# Your goal:
Transcribe the records that follow exactly. Skip the pictures.

# Figure dataset records:
··········

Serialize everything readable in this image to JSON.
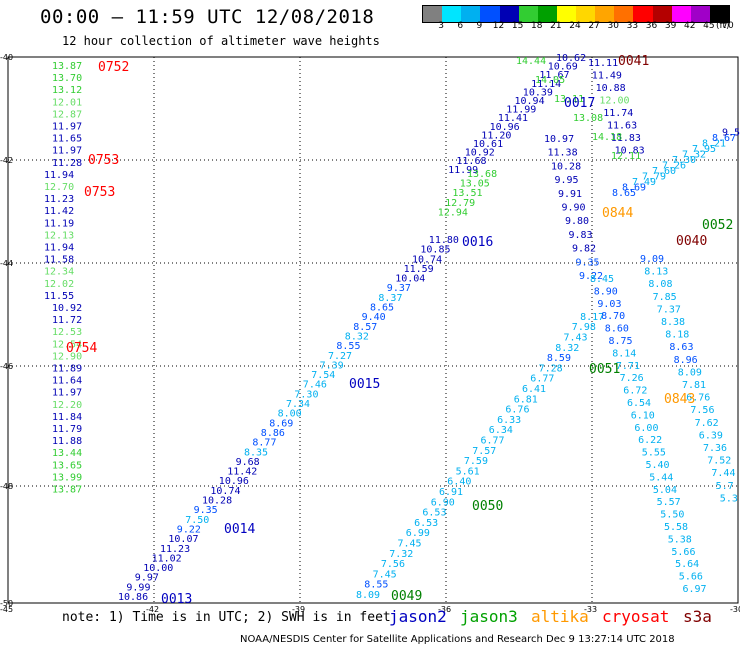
{
  "header": {
    "title": "00:00 — 11:59 UTC 12/08/2018",
    "subtitle": "12 hour collection of altimeter wave heights"
  },
  "legend": {
    "swatches": [
      {
        "label": "3",
        "color": "#808080"
      },
      {
        "label": "6",
        "color": "#00e5ff"
      },
      {
        "label": "9",
        "color": "#00b0f0"
      },
      {
        "label": "12",
        "color": "#0050ff"
      },
      {
        "label": "15",
        "color": "#0000b4"
      },
      {
        "label": "18",
        "color": "#32cd32"
      },
      {
        "label": "21",
        "color": "#00a000"
      },
      {
        "label": "24",
        "color": "#ffff00"
      },
      {
        "label": "27",
        "color": "#ffd700"
      },
      {
        "label": "30",
        "color": "#ffa500"
      },
      {
        "label": "33",
        "color": "#ff7000"
      },
      {
        "label": "36",
        "color": "#ff0000"
      },
      {
        "label": "39",
        "color": "#b40000"
      },
      {
        "label": "42",
        "color": "#ff00ff"
      },
      {
        "label": "45",
        "color": "#a000c8"
      },
      {
        "label": "70",
        "color": "#000000"
      }
    ],
    "unit": "(ft)"
  },
  "map": {
    "lat_labels": [
      "-40",
      "-42",
      "-44",
      "-46",
      "-48",
      "-50"
    ],
    "lon_labels": [
      "-45",
      "-42",
      "-39",
      "-36",
      "-33",
      "-30"
    ]
  },
  "tracks": [
    {
      "id": "0752",
      "color": "#ff0000",
      "label_color": "#ff0000"
    },
    {
      "id": "0753",
      "color": "#ff0000",
      "label_color": "#ff0000"
    },
    {
      "id": "0753",
      "color": "#ff0000",
      "label_color": "#ff0000"
    },
    {
      "id": "0754",
      "color": "#ff0000",
      "label_color": "#ff0000"
    },
    {
      "id": "0013",
      "color": "#0000c0",
      "label_color": "#0000c0"
    },
    {
      "id": "0014",
      "color": "#0000c0",
      "label_color": "#0000c0"
    },
    {
      "id": "0015",
      "color": "#0000c0",
      "label_color": "#0000c0"
    },
    {
      "id": "0016",
      "color": "#0000c0",
      "label_color": "#0000c0"
    },
    {
      "id": "0017",
      "color": "#0000c0",
      "label_color": "#0000c0"
    },
    {
      "id": "0049",
      "color": "#008000",
      "label_color": "#008000"
    },
    {
      "id": "0050",
      "color": "#008000",
      "label_color": "#008000"
    },
    {
      "id": "0051",
      "color": "#008000",
      "label_color": "#008000"
    },
    {
      "id": "0052",
      "color": "#008000",
      "label_color": "#008000"
    },
    {
      "id": "0843",
      "color": "#ff9900",
      "label_color": "#ff9900"
    },
    {
      "id": "0844",
      "color": "#ff9900",
      "label_color": "#ff9900"
    },
    {
      "id": "0040",
      "color": "#800000",
      "label_color": "#800000"
    },
    {
      "id": "0041",
      "color": "#800000",
      "label_color": "#800000"
    }
  ],
  "left_column": [
    "13.87",
    "13.70",
    "13.12",
    "12.01",
    "12.87",
    "11.97",
    "11.65",
    "11.97",
    "11.28",
    "11.94",
    "12.70",
    "11.23",
    "11.42",
    "11.19",
    "12.13",
    "11.94",
    "11.58",
    "12.34",
    "12.02",
    "11.55",
    "10.92",
    "11.72",
    "12.53",
    "12.54",
    "12.90",
    "11.89",
    "11.64",
    "11.97",
    "12.20",
    "11.84",
    "11.79",
    "11.88",
    "13.44",
    "13.65",
    "13.99",
    "13.87"
  ],
  "jason2_a": [
    "10.86",
    "9.99",
    "9.97",
    "10.00",
    "11.02",
    "11.23",
    "10.07",
    "9.22",
    "7.50",
    "9.35",
    "10.28",
    "10.74",
    "10.96",
    "11.42",
    "9.68",
    "8.35",
    "8.77",
    "8.86",
    "8.69",
    "8.00",
    "7.34",
    "7.30",
    "7.46",
    "7.54",
    "7.39",
    "7.27",
    "8.55",
    "8.32",
    "8.57",
    "9.40",
    "8.65",
    "8.37",
    "9.37",
    "10.04",
    "11.59",
    "10.74",
    "10.85",
    "11.80"
  ],
  "jason2_b": [
    "10.62",
    "10.69",
    "11.67",
    "11.14",
    "10.39",
    "10.94",
    "11.99",
    "11.41",
    "10.96",
    "11.20",
    "10.61",
    "10.92",
    "11.68",
    "11.99"
  ],
  "jason2_c": [
    "11.11",
    "11.49",
    "10.88",
    "12.00",
    "11.74",
    "11.63",
    "11.83",
    "10.83"
  ],
  "jason2_d": [
    "10.97",
    "11.38",
    "10.28",
    "9.95",
    "9.91",
    "9.90",
    "9.80",
    "9.83",
    "9.82",
    "9.35",
    "9.22"
  ],
  "jason3_a": [
    "13.68",
    "13.05",
    "13.51",
    "12.79",
    "12.94"
  ],
  "jason3_b": [
    "14.44",
    "14.05",
    "13.11",
    "13.08",
    "14.18",
    "12.11"
  ],
  "cyan_a": [
    "8.09",
    "8.55",
    "7.45",
    "7.56",
    "7.32",
    "7.45",
    "6.99",
    "6.53",
    "6.53",
    "6.90",
    "6.91",
    "6.40",
    "5.61",
    "7.59",
    "7.57",
    "6.77",
    "6.34",
    "6.33",
    "6.76",
    "6.81",
    "6.41",
    "6.77",
    "7.28",
    "8.59",
    "8.32",
    "7.43",
    "7.98",
    "8.17"
  ],
  "cyan_b": [
    "8.45",
    "8.90",
    "9.03",
    "8.70",
    "8.60",
    "8.75",
    "8.14",
    "7.71",
    "7.26",
    "6.72",
    "6.54",
    "6.10",
    "6.00",
    "6.22",
    "5.55",
    "5.40",
    "5.44",
    "5.04",
    "5.57",
    "5.50",
    "5.58",
    "5.38",
    "5.66",
    "5.64",
    "5.66",
    "6.97"
  ],
  "cyan_c": [
    "8.65",
    "8.69",
    "7.49",
    "7.79",
    "7.60",
    "7.26",
    "7.30",
    "7.32",
    "7.95",
    "8.21",
    "8.67",
    "9.55",
    "9.09",
    "8.13",
    "8.08",
    "7.85",
    "7.37",
    "8.38",
    "8.18",
    "8.63",
    "8.96",
    "8.09",
    "7.81",
    "6.76",
    "7.56",
    "7.62",
    "6.39",
    "7.36",
    "7.52",
    "7.44",
    "5.7",
    "5.3"
  ],
  "satellites": [
    {
      "name": "jason2",
      "color": "#0000c0"
    },
    {
      "name": "jason3",
      "color": "#00a000"
    },
    {
      "name": "altika",
      "color": "#ff9900"
    },
    {
      "name": "cryosat",
      "color": "#ff0000"
    },
    {
      "name": "s3a",
      "color": "#800000"
    }
  ],
  "footer": {
    "note": "note: 1) Time is in UTC; 2) SWH is in feet",
    "credit": "NOAA/NESDIS Center for Satellite Applications and Research   Dec  9 13:27:14 UTC 2018"
  }
}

··········

# Output of the task:
Serialize everything readable in this image to JSON.
{
  "header": {
    "title": "00:00 — 11:59 UTC 12/08/2018",
    "subtitle": "12 hour collection of altimeter wave heights"
  },
  "legend": {
    "swatches": [
      {
        "label": "3",
        "color": "#808080"
      },
      {
        "label": "6",
        "color": "#00e5ff"
      },
      {
        "label": "9",
        "color": "#00b0f0"
      },
      {
        "label": "12",
        "color": "#0050ff"
      },
      {
        "label": "15",
        "color": "#0000b4"
      },
      {
        "label": "18",
        "color": "#32cd32"
      },
      {
        "label": "21",
        "color": "#00a000"
      },
      {
        "label": "24",
        "color": "#ffff00"
      },
      {
        "label": "27",
        "color": "#ffd700"
      },
      {
        "label": "30",
        "color": "#ffa500"
      },
      {
        "label": "33",
        "color": "#ff7000"
      },
      {
        "label": "36",
        "color": "#ff0000"
      },
      {
        "label": "39",
        "color": "#b40000"
      },
      {
        "label": "42",
        "color": "#ff00ff"
      },
      {
        "label": "45",
        "color": "#a000c8"
      },
      {
        "label": "70",
        "color": "#000000"
      }
    ],
    "unit": "(ft)"
  },
  "map": {
    "lat_labels": [
      "-40",
      "-42",
      "-44",
      "-46",
      "-48",
      "-50"
    ],
    "lon_labels": [
      "-45",
      "-42",
      "-39",
      "-36",
      "-33",
      "-30"
    ]
  },
  "tracks": [
    {
      "id": "0752",
      "color": "#ff0000",
      "label_color": "#ff0000"
    },
    {
      "id": "0753",
      "color": "#ff0000",
      "label_color": "#ff0000"
    },
    {
      "id": "0753",
      "color": "#ff0000",
      "label_color": "#ff0000"
    },
    {
      "id": "0754",
      "color": "#ff0000",
      "label_color": "#ff0000"
    },
    {
      "id": "0013",
      "color": "#0000c0",
      "label_color": "#0000c0"
    },
    {
      "id": "0014",
      "color": "#0000c0",
      "label_color": "#0000c0"
    },
    {
      "id": "0015",
      "color": "#0000c0",
      "label_color": "#0000c0"
    },
    {
      "id": "0016",
      "color": "#0000c0",
      "label_color": "#0000c0"
    },
    {
      "id": "0017",
      "color": "#0000c0",
      "label_color": "#0000c0"
    },
    {
      "id": "0049",
      "color": "#008000",
      "label_color": "#008000"
    },
    {
      "id": "0050",
      "color": "#008000",
      "label_color": "#008000"
    },
    {
      "id": "0051",
      "color": "#008000",
      "label_color": "#008000"
    },
    {
      "id": "0052",
      "color": "#008000",
      "label_color": "#008000"
    },
    {
      "id": "0843",
      "color": "#ff9900",
      "label_color": "#ff9900"
    },
    {
      "id": "0844",
      "color": "#ff9900",
      "label_color": "#ff9900"
    },
    {
      "id": "0040",
      "color": "#800000",
      "label_color": "#800000"
    },
    {
      "id": "0041",
      "color": "#800000",
      "label_color": "#800000"
    }
  ],
  "left_column": [
    "13.87",
    "13.70",
    "13.12",
    "12.01",
    "12.87",
    "11.97",
    "11.65",
    "11.97",
    "11.28",
    "11.94",
    "12.70",
    "11.23",
    "11.42",
    "11.19",
    "12.13",
    "11.94",
    "11.58",
    "12.34",
    "12.02",
    "11.55",
    "10.92",
    "11.72",
    "12.53",
    "12.54",
    "12.90",
    "11.89",
    "11.64",
    "11.97",
    "12.20",
    "11.84",
    "11.79",
    "11.88",
    "13.44",
    "13.65",
    "13.99",
    "13.87"
  ],
  "jason2_a": [
    "10.86",
    "9.99",
    "9.97",
    "10.00",
    "11.02",
    "11.23",
    "10.07",
    "9.22",
    "7.50",
    "9.35",
    "10.28",
    "10.74",
    "10.96",
    "11.42",
    "9.68",
    "8.35",
    "8.77",
    "8.86",
    "8.69",
    "8.00",
    "7.34",
    "7.30",
    "7.46",
    "7.54",
    "7.39",
    "7.27",
    "8.55",
    "8.32",
    "8.57",
    "9.40",
    "8.65",
    "8.37",
    "9.37",
    "10.04",
    "11.59",
    "10.74",
    "10.85",
    "11.80"
  ],
  "jason2_b": [
    "10.62",
    "10.69",
    "11.67",
    "11.14",
    "10.39",
    "10.94",
    "11.99",
    "11.41",
    "10.96",
    "11.20",
    "10.61",
    "10.92",
    "11.68",
    "11.99"
  ],
  "jason2_c": [
    "11.11",
    "11.49",
    "10.88",
    "12.00",
    "11.74",
    "11.63",
    "11.83",
    "10.83"
  ],
  "jason2_d": [
    "10.97",
    "11.38",
    "10.28",
    "9.95",
    "9.91",
    "9.90",
    "9.80",
    "9.83",
    "9.82",
    "9.35",
    "9.22"
  ],
  "jason3_a": [
    "13.68",
    "13.05",
    "13.51",
    "12.79",
    "12.94"
  ],
  "jason3_b": [
    "14.44",
    "14.05",
    "13.11",
    "13.08",
    "14.18",
    "12.11"
  ],
  "cyan_a": [
    "8.09",
    "8.55",
    "7.45",
    "7.56",
    "7.32",
    "7.45",
    "6.99",
    "6.53",
    "6.53",
    "6.90",
    "6.91",
    "6.40",
    "5.61",
    "7.59",
    "7.57",
    "6.77",
    "6.34",
    "6.33",
    "6.76",
    "6.81",
    "6.41",
    "6.77",
    "7.28",
    "8.59",
    "8.32",
    "7.43",
    "7.98",
    "8.17"
  ],
  "cyan_b": [
    "8.45",
    "8.90",
    "9.03",
    "8.70",
    "8.60",
    "8.75",
    "8.14",
    "7.71",
    "7.26",
    "6.72",
    "6.54",
    "6.10",
    "6.00",
    "6.22",
    "5.55",
    "5.40",
    "5.44",
    "5.04",
    "5.57",
    "5.50",
    "5.58",
    "5.38",
    "5.66",
    "5.64",
    "5.66",
    "6.97"
  ],
  "cyan_c": [
    "8.65",
    "8.69",
    "7.49",
    "7.79",
    "7.60",
    "7.26",
    "7.30",
    "7.32",
    "7.95",
    "8.21",
    "8.67",
    "9.55",
    "9.09",
    "8.13",
    "8.08",
    "7.85",
    "7.37",
    "8.38",
    "8.18",
    "8.63",
    "8.96",
    "8.09",
    "7.81",
    "6.76",
    "7.56",
    "7.62",
    "6.39",
    "7.36",
    "7.52",
    "7.44",
    "5.7",
    "5.3"
  ],
  "satellites": [
    {
      "name": "jason2",
      "color": "#0000c0"
    },
    {
      "name": "jason3",
      "color": "#00a000"
    },
    {
      "name": "altika",
      "color": "#ff9900"
    },
    {
      "name": "cryosat",
      "color": "#ff0000"
    },
    {
      "name": "s3a",
      "color": "#800000"
    }
  ],
  "footer": {
    "note": "note: 1) Time is in UTC; 2) SWH is in feet",
    "credit": "NOAA/NESDIS Center for Satellite Applications and Research   Dec  9 13:27:14 UTC 2018"
  }
}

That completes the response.